Objective: Output the data that follows exactly, line for line.

****************

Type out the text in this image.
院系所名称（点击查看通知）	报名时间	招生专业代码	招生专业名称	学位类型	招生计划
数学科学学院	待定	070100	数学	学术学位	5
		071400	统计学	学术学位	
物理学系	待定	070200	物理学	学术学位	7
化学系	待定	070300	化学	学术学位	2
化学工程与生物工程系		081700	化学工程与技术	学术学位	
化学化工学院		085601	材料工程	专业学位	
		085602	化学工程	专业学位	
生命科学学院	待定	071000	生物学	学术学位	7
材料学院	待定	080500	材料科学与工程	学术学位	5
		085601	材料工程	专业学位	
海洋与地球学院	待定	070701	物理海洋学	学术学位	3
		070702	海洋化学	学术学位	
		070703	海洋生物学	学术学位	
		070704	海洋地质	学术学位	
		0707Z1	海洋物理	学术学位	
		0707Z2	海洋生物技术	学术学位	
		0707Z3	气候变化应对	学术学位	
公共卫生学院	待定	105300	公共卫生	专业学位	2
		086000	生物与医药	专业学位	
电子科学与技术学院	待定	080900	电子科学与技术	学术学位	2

****************

Answer to the exercise:
Type out the text in this image.
院系所名称（点击查看通知）	报名时间	招生专业代码	招生专业名称	学位类型	招生计划
数学科学学院	待定	070100	数学	学术学位	5
		071400	统计学	学术学位	
物理学系	待定	070200	物理学	学术学位	7
化学系	待定	070300	化学	学术学位	2
化学工程与生物工程系		081700	化学工程与技术	学术学位	
化学化工学院		085601	材料工程	专业学位	
		085602	化学工程	专业学位	
生命科学学院	待定	071000	生物学	学术学位	7
材料学院	待定	080500	材料科学与工程	学术学位	5
		085601	材料工程	专业学位	
海洋与地球学院	待定	070701	物理海洋学	学术学位	3
		070702	海洋化学	学术学位	
		070703	海洋生物学	学术学位	
		070704	海洋地质	学术学位	
		0707Z1	海洋物理	学术学位	
		0707Z2	海洋生物技术	学术学位	
		0707Z3	气候变化应对	学术学位	
公共卫生学院	待定	105300	公共卫生	专业学位	2
		086000	生物与医药	专业学位	
电子科学与技术学院	待定	080900	电子科学与技术	学术学位	2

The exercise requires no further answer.